## TASK PROMPT
Once the pictures are set aside, transcribe the remaining data exactly.

Extracted records:
start

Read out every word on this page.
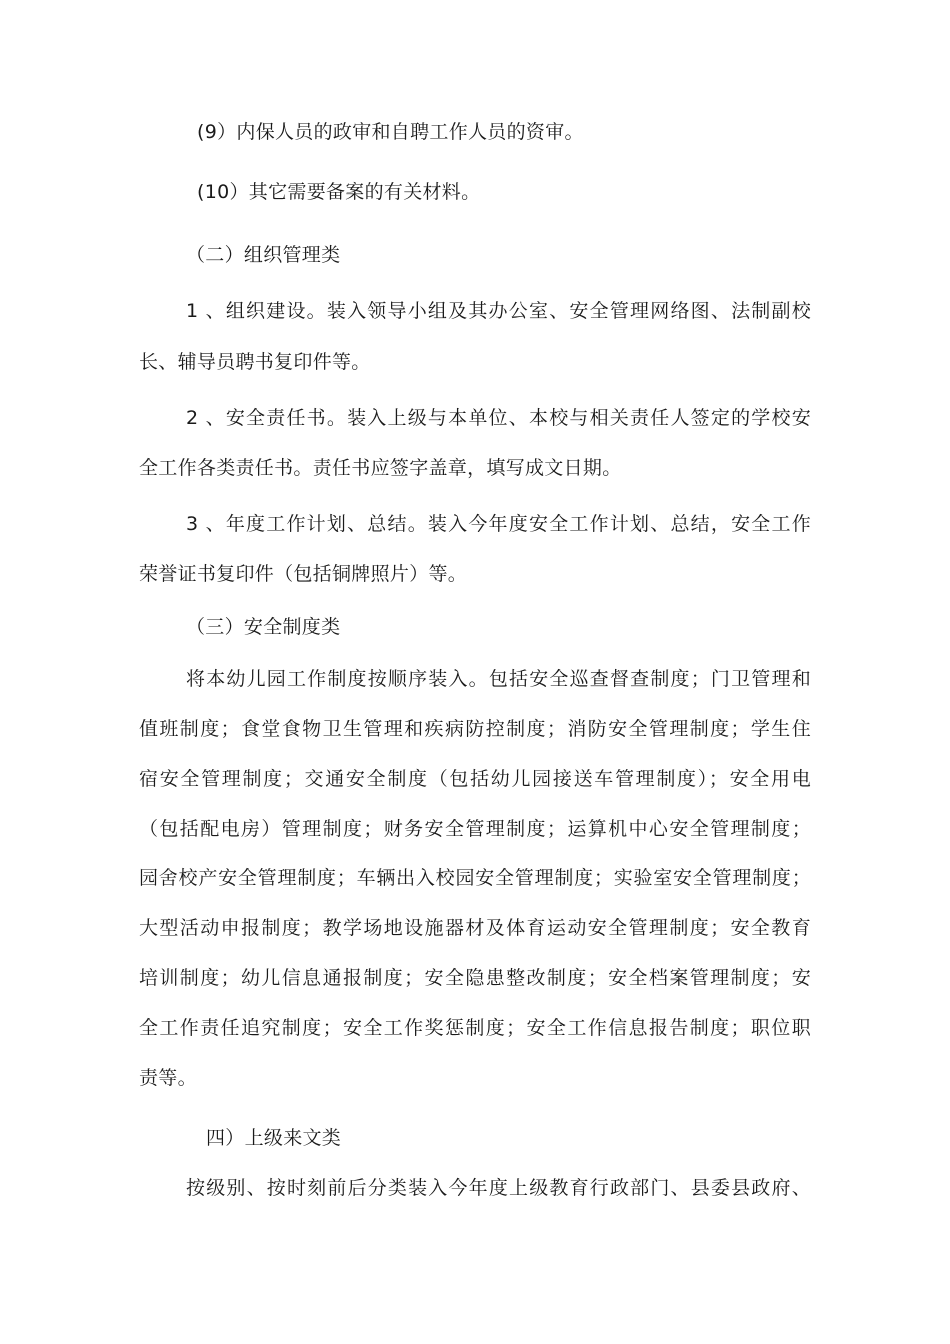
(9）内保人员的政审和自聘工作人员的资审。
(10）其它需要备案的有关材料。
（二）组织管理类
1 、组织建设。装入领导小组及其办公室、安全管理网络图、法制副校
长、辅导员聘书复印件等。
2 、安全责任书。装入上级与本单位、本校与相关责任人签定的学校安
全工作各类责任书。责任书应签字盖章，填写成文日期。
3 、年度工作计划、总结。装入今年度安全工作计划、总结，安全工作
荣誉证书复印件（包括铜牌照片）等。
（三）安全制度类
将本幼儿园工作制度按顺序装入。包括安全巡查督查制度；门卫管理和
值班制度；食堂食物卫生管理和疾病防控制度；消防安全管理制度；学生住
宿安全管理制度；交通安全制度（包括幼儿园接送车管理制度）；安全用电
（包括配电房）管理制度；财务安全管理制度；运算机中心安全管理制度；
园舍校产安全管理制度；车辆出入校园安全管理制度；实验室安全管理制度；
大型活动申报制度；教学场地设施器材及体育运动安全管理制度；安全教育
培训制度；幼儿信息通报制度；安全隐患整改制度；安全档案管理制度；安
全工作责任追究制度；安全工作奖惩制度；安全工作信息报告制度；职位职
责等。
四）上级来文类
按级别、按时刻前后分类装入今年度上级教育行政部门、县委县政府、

end

## THE OUTPUT
Read out every word on this page.
(9）内保人员的政审和自聘工作人员的资审。
(10）其它需要备案的有关材料。
（二）组织管理类
1 、组织建设。装入领导小组及其办公室、安全管理网络图、法制副校
长、辅导员聘书复印件等。
2 、安全责任书。装入上级与本单位、本校与相关责任人签定的学校安
全工作各类责任书。责任书应签字盖章，填写成文日期。
3 、年度工作计划、总结。装入今年度安全工作计划、总结，安全工作
荣誉证书复印件（包括铜牌照片）等。
（三）安全制度类
将本幼儿园工作制度按顺序装入。包括安全巡查督查制度；门卫管理和
值班制度；食堂食物卫生管理和疾病防控制度；消防安全管理制度；学生住
宿安全管理制度；交通安全制度（包括幼儿园接送车管理制度）；安全用电
（包括配电房）管理制度；财务安全管理制度；运算机中心安全管理制度；
园舍校产安全管理制度；车辆出入校园安全管理制度；实验室安全管理制度；
大型活动申报制度；教学场地设施器材及体育运动安全管理制度；安全教育
培训制度；幼儿信息通报制度；安全隐患整改制度；安全档案管理制度；安
全工作责任追究制度；安全工作奖惩制度；安全工作信息报告制度；职位职
责等。
四）上级来文类
按级别、按时刻前后分类装入今年度上级教育行政部门、县委县政府、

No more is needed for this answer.